What to do => Set every line down exactly, from the one that has "Give me the" through the final one, and keep the pictures out.

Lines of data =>
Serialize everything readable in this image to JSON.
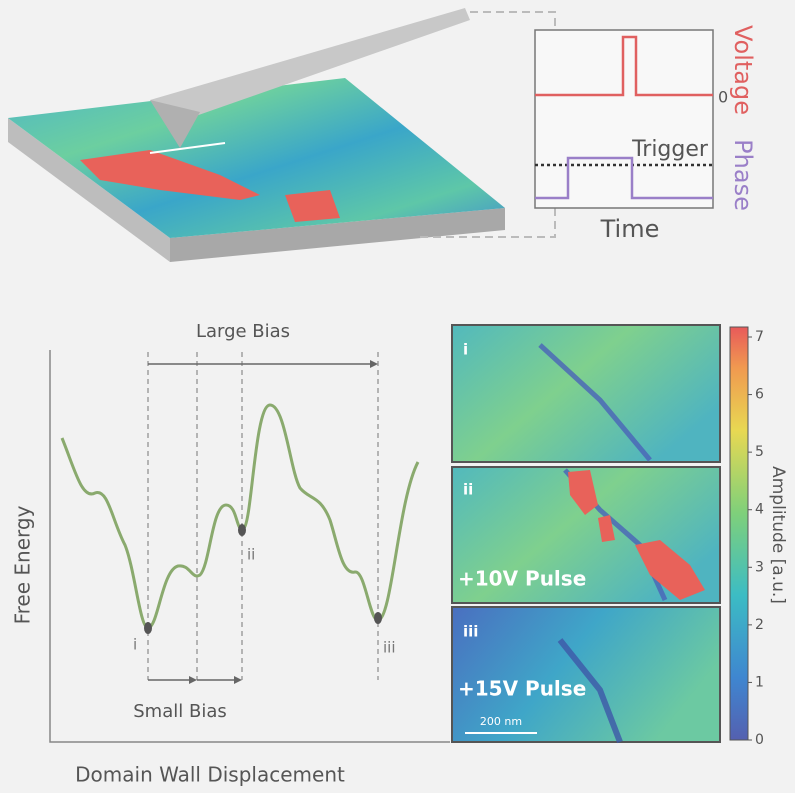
{
  "schematic": {
    "voltage_label": "Voltage",
    "phase_label": "Phase",
    "zero_label": "0",
    "trigger_label": "Trigger",
    "time_label": "Time"
  },
  "energy_plot": {
    "large_bias": "Large Bias",
    "small_bias": "Small Bias",
    "y_label": "Free Energy",
    "x_label": "Domain Wall Displacement",
    "minima": [
      "i",
      "ii",
      "iii"
    ]
  },
  "panels": [
    {
      "label": "i"
    },
    {
      "label": "ii",
      "annotation": "+10V Pulse"
    },
    {
      "label": "iii",
      "annotation": "+15V Pulse",
      "scale_bar": "200 nm"
    }
  ],
  "colorbar": {
    "label": "Amplitude [a.u.]",
    "ticks": [
      0,
      1,
      2,
      3,
      4,
      5,
      6,
      7
    ]
  }
}
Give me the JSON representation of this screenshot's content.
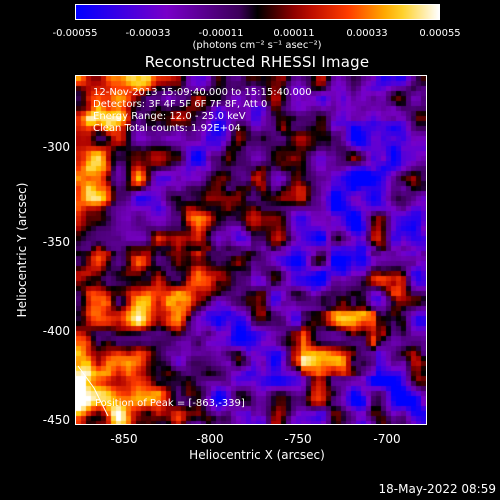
{
  "colorbar": {
    "ticks": [
      "-0.00055",
      "-0.00033",
      "-0.00011",
      "0.00011",
      "0.00033",
      "0.00055"
    ],
    "units": "(photons cm⁻² s⁻¹ asec⁻²)"
  },
  "title": "Reconstructed RHESSI Image",
  "info": {
    "line1": "12-Nov-2013 15:09:40.000 to 15:15:40.000",
    "line2": "Detectors: 3F 4F 5F 6F 7F 8F, Att 0",
    "line3": "Energy Range: 12.0 - 25.0 keV",
    "line4": "Clean     Total counts: 1.92E+04",
    "peak": "Position of Peak = [-863,-339]"
  },
  "chart_data": {
    "type": "heatmap",
    "title": "Reconstructed RHESSI Image",
    "xlabel": "Heliocentric X (arcsec)",
    "ylabel": "Heliocentric Y (arcsec)",
    "x_ticks": [
      "-850",
      "-800",
      "-750",
      "-700"
    ],
    "y_ticks": [
      "-300",
      "-350",
      "-400",
      "-450"
    ],
    "xlim": [
      -875,
      -680
    ],
    "ylim": [
      -452,
      -258
    ],
    "colorbar_range": [
      -0.00055,
      0.00055
    ],
    "peak": [
      -863,
      -339
    ]
  },
  "footer": "18-May-2022 08:59"
}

Answer to the exercise =>
Give me the JSON representation of this screenshot's content.
{
  "colorbar": {
    "ticks": [
      "-0.00055",
      "-0.00033",
      "-0.00011",
      "0.00011",
      "0.00033",
      "0.00055"
    ],
    "units": "(photons cm⁻² s⁻¹ asec⁻²)"
  },
  "title": "Reconstructed RHESSI Image",
  "info": {
    "line1": "12-Nov-2013 15:09:40.000 to 15:15:40.000",
    "line2": "Detectors: 3F 4F 5F 6F 7F 8F, Att 0",
    "line3": "Energy Range: 12.0 - 25.0 keV",
    "line4": "Clean     Total counts: 1.92E+04",
    "peak": "Position of Peak = [-863,-339]"
  },
  "chart_data": {
    "type": "heatmap",
    "title": "Reconstructed RHESSI Image",
    "xlabel": "Heliocentric X (arcsec)",
    "ylabel": "Heliocentric Y (arcsec)",
    "x_ticks": [
      "-850",
      "-800",
      "-750",
      "-700"
    ],
    "y_ticks": [
      "-300",
      "-350",
      "-400",
      "-450"
    ],
    "xlim": [
      -875,
      -680
    ],
    "ylim": [
      -452,
      -258
    ],
    "colorbar_range": [
      -0.00055,
      0.00055
    ],
    "peak": [
      -863,
      -339
    ]
  },
  "footer": "18-May-2022 08:59"
}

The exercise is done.